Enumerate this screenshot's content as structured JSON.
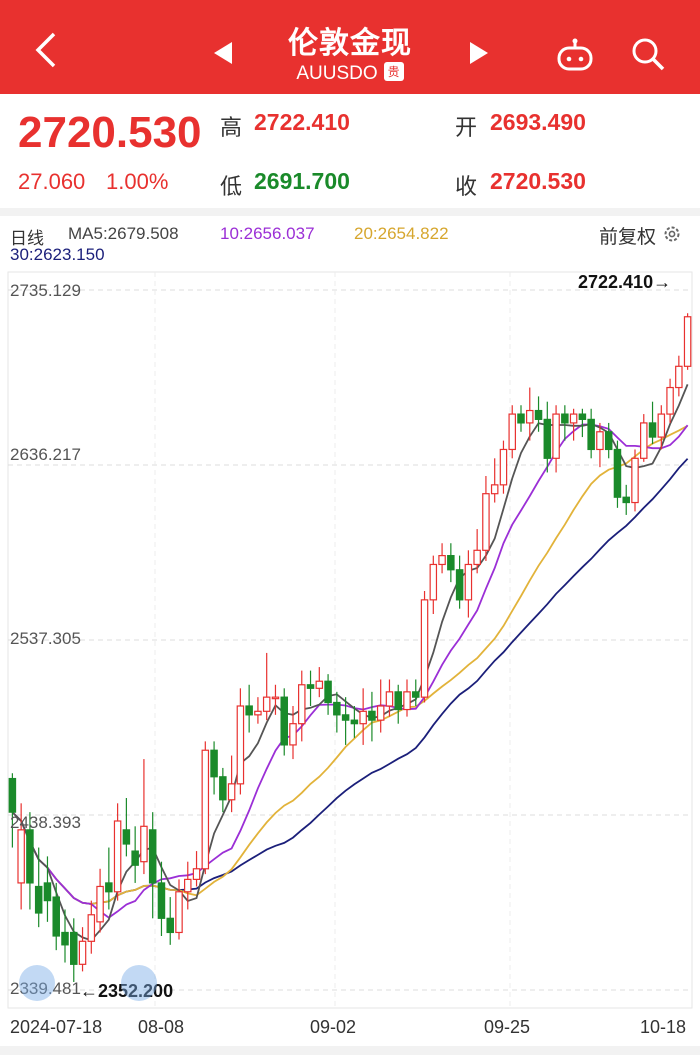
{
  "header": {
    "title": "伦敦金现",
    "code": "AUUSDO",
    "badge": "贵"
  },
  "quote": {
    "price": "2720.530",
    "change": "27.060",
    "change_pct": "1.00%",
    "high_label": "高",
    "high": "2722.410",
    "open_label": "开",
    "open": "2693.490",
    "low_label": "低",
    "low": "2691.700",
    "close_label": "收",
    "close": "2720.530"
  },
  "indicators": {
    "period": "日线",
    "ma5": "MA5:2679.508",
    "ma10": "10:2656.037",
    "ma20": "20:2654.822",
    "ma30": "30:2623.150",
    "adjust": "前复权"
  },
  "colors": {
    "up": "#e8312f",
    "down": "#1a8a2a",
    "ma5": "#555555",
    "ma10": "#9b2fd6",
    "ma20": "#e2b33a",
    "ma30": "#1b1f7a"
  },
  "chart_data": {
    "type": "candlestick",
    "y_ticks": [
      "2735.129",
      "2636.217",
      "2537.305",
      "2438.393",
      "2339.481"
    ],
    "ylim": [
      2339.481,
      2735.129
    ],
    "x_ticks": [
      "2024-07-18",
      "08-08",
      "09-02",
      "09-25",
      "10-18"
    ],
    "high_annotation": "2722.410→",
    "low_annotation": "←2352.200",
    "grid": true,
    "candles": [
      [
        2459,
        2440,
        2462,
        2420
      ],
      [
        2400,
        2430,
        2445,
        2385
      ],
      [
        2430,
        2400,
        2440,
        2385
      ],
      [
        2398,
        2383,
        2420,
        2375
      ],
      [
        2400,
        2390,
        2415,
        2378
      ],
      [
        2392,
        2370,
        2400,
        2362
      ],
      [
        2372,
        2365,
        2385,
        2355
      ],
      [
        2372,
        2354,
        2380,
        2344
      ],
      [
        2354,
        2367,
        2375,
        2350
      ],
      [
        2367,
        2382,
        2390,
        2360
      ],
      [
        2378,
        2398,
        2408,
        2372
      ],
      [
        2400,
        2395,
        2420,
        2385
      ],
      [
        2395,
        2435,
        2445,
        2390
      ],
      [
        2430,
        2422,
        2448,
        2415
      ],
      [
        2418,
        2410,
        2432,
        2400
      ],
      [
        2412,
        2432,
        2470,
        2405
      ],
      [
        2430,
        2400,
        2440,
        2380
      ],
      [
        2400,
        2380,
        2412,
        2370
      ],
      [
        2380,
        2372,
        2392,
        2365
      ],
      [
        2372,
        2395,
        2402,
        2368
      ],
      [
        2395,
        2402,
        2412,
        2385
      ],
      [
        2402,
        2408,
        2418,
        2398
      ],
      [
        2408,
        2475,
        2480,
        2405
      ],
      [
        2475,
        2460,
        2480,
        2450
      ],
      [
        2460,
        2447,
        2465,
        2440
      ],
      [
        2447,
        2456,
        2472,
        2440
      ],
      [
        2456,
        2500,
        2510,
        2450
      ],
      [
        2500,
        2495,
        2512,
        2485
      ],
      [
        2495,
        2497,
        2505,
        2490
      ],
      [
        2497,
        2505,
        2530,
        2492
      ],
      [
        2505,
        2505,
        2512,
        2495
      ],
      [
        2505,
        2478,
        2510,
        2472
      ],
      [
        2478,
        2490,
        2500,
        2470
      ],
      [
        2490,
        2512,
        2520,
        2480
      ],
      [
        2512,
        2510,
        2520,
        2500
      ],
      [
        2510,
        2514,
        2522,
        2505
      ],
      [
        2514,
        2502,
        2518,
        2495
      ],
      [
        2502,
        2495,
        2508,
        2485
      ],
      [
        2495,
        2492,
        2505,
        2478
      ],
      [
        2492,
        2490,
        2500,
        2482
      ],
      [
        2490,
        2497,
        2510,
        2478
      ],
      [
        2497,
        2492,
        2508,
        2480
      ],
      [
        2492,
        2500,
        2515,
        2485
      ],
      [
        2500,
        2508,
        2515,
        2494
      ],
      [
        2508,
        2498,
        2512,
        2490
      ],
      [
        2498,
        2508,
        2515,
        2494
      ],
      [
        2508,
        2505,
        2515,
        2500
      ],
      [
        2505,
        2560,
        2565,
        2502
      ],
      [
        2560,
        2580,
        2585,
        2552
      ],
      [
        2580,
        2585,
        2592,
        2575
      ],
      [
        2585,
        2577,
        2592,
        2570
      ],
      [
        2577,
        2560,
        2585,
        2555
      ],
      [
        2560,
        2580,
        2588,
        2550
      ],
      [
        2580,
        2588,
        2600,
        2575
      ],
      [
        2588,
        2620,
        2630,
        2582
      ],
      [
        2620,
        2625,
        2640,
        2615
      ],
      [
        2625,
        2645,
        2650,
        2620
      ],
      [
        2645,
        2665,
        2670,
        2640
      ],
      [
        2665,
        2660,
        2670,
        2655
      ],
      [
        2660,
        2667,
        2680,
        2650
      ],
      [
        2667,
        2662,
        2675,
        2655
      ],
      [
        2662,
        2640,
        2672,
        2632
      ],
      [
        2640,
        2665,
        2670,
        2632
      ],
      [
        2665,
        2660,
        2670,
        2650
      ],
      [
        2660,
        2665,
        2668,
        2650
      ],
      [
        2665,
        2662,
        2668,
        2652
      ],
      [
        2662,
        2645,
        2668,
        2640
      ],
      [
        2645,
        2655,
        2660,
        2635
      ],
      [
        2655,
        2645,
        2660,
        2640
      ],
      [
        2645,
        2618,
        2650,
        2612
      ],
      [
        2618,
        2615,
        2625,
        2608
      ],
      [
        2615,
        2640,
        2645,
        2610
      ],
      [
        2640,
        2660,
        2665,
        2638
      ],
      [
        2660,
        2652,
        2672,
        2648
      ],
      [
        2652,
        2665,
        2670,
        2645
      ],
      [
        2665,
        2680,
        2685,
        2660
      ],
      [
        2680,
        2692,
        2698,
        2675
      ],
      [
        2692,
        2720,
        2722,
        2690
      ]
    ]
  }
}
══════════════════════════════
DIRECTION. Without the pictures, write out every entry precisely as it appears.

ANSWER FOR THE TASK.
Enumerate this screenshot's content as structured JSON.
{
  "header": {
    "title": "伦敦金现",
    "code": "AUUSDO",
    "badge": "贵"
  },
  "quote": {
    "price": "2720.530",
    "change": "27.060",
    "change_pct": "1.00%",
    "high_label": "高",
    "high": "2722.410",
    "open_label": "开",
    "open": "2693.490",
    "low_label": "低",
    "low": "2691.700",
    "close_label": "收",
    "close": "2720.530"
  },
  "indicators": {
    "period": "日线",
    "ma5": "MA5:2679.508",
    "ma10": "10:2656.037",
    "ma20": "20:2654.822",
    "ma30": "30:2623.150",
    "adjust": "前复权"
  },
  "colors": {
    "up": "#e8312f",
    "down": "#1a8a2a",
    "ma5": "#555555",
    "ma10": "#9b2fd6",
    "ma20": "#e2b33a",
    "ma30": "#1b1f7a"
  },
  "chart_data": {
    "type": "candlestick",
    "y_ticks": [
      "2735.129",
      "2636.217",
      "2537.305",
      "2438.393",
      "2339.481"
    ],
    "ylim": [
      2339.481,
      2735.129
    ],
    "x_ticks": [
      "2024-07-18",
      "08-08",
      "09-02",
      "09-25",
      "10-18"
    ],
    "high_annotation": "2722.410→",
    "low_annotation": "←2352.200",
    "grid": true,
    "candles": [
      [
        2459,
        2440,
        2462,
        2420
      ],
      [
        2400,
        2430,
        2445,
        2385
      ],
      [
        2430,
        2400,
        2440,
        2385
      ],
      [
        2398,
        2383,
        2420,
        2375
      ],
      [
        2400,
        2390,
        2415,
        2378
      ],
      [
        2392,
        2370,
        2400,
        2362
      ],
      [
        2372,
        2365,
        2385,
        2355
      ],
      [
        2372,
        2354,
        2380,
        2344
      ],
      [
        2354,
        2367,
        2375,
        2350
      ],
      [
        2367,
        2382,
        2390,
        2360
      ],
      [
        2378,
        2398,
        2408,
        2372
      ],
      [
        2400,
        2395,
        2420,
        2385
      ],
      [
        2395,
        2435,
        2445,
        2390
      ],
      [
        2430,
        2422,
        2448,
        2415
      ],
      [
        2418,
        2410,
        2432,
        2400
      ],
      [
        2412,
        2432,
        2470,
        2405
      ],
      [
        2430,
        2400,
        2440,
        2380
      ],
      [
        2400,
        2380,
        2412,
        2370
      ],
      [
        2380,
        2372,
        2392,
        2365
      ],
      [
        2372,
        2395,
        2402,
        2368
      ],
      [
        2395,
        2402,
        2412,
        2385
      ],
      [
        2402,
        2408,
        2418,
        2398
      ],
      [
        2408,
        2475,
        2480,
        2405
      ],
      [
        2475,
        2460,
        2480,
        2450
      ],
      [
        2460,
        2447,
        2465,
        2440
      ],
      [
        2447,
        2456,
        2472,
        2440
      ],
      [
        2456,
        2500,
        2510,
        2450
      ],
      [
        2500,
        2495,
        2512,
        2485
      ],
      [
        2495,
        2497,
        2505,
        2490
      ],
      [
        2497,
        2505,
        2530,
        2492
      ],
      [
        2505,
        2505,
        2512,
        2495
      ],
      [
        2505,
        2478,
        2510,
        2472
      ],
      [
        2478,
        2490,
        2500,
        2470
      ],
      [
        2490,
        2512,
        2520,
        2480
      ],
      [
        2512,
        2510,
        2520,
        2500
      ],
      [
        2510,
        2514,
        2522,
        2505
      ],
      [
        2514,
        2502,
        2518,
        2495
      ],
      [
        2502,
        2495,
        2508,
        2485
      ],
      [
        2495,
        2492,
        2505,
        2478
      ],
      [
        2492,
        2490,
        2500,
        2482
      ],
      [
        2490,
        2497,
        2510,
        2478
      ],
      [
        2497,
        2492,
        2508,
        2480
      ],
      [
        2492,
        2500,
        2515,
        2485
      ],
      [
        2500,
        2508,
        2515,
        2494
      ],
      [
        2508,
        2498,
        2512,
        2490
      ],
      [
        2498,
        2508,
        2515,
        2494
      ],
      [
        2508,
        2505,
        2515,
        2500
      ],
      [
        2505,
        2560,
        2565,
        2502
      ],
      [
        2560,
        2580,
        2585,
        2552
      ],
      [
        2580,
        2585,
        2592,
        2575
      ],
      [
        2585,
        2577,
        2592,
        2570
      ],
      [
        2577,
        2560,
        2585,
        2555
      ],
      [
        2560,
        2580,
        2588,
        2550
      ],
      [
        2580,
        2588,
        2600,
        2575
      ],
      [
        2588,
        2620,
        2630,
        2582
      ],
      [
        2620,
        2625,
        2640,
        2615
      ],
      [
        2625,
        2645,
        2650,
        2620
      ],
      [
        2645,
        2665,
        2670,
        2640
      ],
      [
        2665,
        2660,
        2670,
        2655
      ],
      [
        2660,
        2667,
        2680,
        2650
      ],
      [
        2667,
        2662,
        2675,
        2655
      ],
      [
        2662,
        2640,
        2672,
        2632
      ],
      [
        2640,
        2665,
        2670,
        2632
      ],
      [
        2665,
        2660,
        2670,
        2650
      ],
      [
        2660,
        2665,
        2668,
        2650
      ],
      [
        2665,
        2662,
        2668,
        2652
      ],
      [
        2662,
        2645,
        2668,
        2640
      ],
      [
        2645,
        2655,
        2660,
        2635
      ],
      [
        2655,
        2645,
        2660,
        2640
      ],
      [
        2645,
        2618,
        2650,
        2612
      ],
      [
        2618,
        2615,
        2625,
        2608
      ],
      [
        2615,
        2640,
        2645,
        2610
      ],
      [
        2640,
        2660,
        2665,
        2638
      ],
      [
        2660,
        2652,
        2672,
        2648
      ],
      [
        2652,
        2665,
        2670,
        2645
      ],
      [
        2665,
        2680,
        2685,
        2660
      ],
      [
        2680,
        2692,
        2698,
        2675
      ],
      [
        2692,
        2720,
        2722,
        2690
      ]
    ]
  }
}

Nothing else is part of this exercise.